(Saved entries)
** begin **
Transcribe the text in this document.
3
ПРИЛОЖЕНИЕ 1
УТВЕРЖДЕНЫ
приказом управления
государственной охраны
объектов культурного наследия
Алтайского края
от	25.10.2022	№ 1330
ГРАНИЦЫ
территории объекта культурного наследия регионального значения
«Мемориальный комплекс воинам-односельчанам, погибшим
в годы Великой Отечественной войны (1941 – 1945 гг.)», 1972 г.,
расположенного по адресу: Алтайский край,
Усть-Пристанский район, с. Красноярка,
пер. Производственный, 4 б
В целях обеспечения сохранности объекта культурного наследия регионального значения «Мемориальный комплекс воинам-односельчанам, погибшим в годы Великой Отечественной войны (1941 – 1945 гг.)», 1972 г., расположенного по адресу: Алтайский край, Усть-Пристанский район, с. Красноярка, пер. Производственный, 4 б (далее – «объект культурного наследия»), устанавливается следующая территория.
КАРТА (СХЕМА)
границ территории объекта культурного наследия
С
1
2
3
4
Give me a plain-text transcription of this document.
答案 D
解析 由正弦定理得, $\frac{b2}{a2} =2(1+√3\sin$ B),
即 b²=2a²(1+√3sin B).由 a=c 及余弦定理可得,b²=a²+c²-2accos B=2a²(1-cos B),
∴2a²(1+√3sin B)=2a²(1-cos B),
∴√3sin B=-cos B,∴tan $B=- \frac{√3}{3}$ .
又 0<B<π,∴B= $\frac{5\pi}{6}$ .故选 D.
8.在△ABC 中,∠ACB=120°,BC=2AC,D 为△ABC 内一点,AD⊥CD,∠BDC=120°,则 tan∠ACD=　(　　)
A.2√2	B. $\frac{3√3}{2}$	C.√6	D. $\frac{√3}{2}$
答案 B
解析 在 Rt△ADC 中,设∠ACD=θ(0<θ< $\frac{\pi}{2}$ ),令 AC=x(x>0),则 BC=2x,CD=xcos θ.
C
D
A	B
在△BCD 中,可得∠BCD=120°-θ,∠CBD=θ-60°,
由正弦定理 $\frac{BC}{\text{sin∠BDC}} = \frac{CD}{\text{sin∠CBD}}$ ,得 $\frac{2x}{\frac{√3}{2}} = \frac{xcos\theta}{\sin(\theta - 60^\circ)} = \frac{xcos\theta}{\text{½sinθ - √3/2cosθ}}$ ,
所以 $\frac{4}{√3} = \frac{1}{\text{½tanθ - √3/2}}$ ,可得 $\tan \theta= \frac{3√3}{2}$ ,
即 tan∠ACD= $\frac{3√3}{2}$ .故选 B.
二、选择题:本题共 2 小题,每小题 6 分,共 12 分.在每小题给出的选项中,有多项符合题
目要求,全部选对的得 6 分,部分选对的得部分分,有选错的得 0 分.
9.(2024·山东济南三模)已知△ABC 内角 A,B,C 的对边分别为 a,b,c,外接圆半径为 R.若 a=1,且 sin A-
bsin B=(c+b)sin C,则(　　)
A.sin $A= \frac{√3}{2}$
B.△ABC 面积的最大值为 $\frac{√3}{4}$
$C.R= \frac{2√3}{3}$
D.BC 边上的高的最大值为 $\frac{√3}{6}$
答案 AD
** end **
— Set problem —
From the line containing "Give me a plain-text" through the final line of the listing above, retype every line exactly; leave out everything else.

— Solution —
Give me a plain-text transcription of this document.
答案 D
解析 由正弦定理得, $\frac{b2}{a2} =2(1+√3\sin$ B),
即 b²=2a²(1+√3sin B).由 a=c 及余弦定理可得,b²=a²+c²-2accos B=2a²(1-cos B),
∴2a²(1+√3sin B)=2a²(1-cos B),
∴√3sin B=-cos B,∴tan $B=- \frac{√3}{3}$ .
又 0<B<π,∴B= $\frac{5\pi}{6}$ .故选 D.
8.在△ABC 中,∠ACB=120°,BC=2AC,D 为△ABC 内一点,AD⊥CD,∠BDC=120°,则 tan∠ACD=　(　　)
A.2√2	B. $\frac{3√3}{2}$	C.√6	D. $\frac{√3}{2}$
答案 B
解析 在 Rt△ADC 中,设∠ACD=θ(0<θ< $\frac{\pi}{2}$ ),令 AC=x(x>0),则 BC=2x,CD=xcos θ.
C
D
A	B
在△BCD 中,可得∠BCD=120°-θ,∠CBD=θ-60°,
由正弦定理 $\frac{BC}{\text{sin∠BDC}} = \frac{CD}{\text{sin∠CBD}}$ ,得 $\frac{2x}{\frac{√3}{2}} = \frac{xcos\theta}{\sin(\theta - 60^\circ)} = \frac{xcos\theta}{\text{½sinθ - √3/2cosθ}}$ ,
所以 $\frac{4}{√3} = \frac{1}{\text{½tanθ - √3/2}}$ ,可得 $\tan \theta= \frac{3√3}{2}$ ,
即 tan∠ACD= $\frac{3√3}{2}$ .故选 B.
二、选择题:本题共 2 小题,每小题 6 分,共 12 分.在每小题给出的选项中,有多项符合题
目要求,全部选对的得 6 分,部分选对的得部分分,有选错的得 0 分.
9.(2024·山东济南三模)已知△ABC 内角 A,B,C 的对边分别为 a,b,c,外接圆半径为 R.若 a=1,且 sin A-
bsin B=(c+b)sin C,则(　　)
A.sin $A= \frac{√3}{2}$
B.△ABC 面积的最大值为 $\frac{√3}{4}$
$C.R= \frac{2√3}{3}$
D.BC 边上的高的最大值为 $\frac{√3}{6}$
答案 AD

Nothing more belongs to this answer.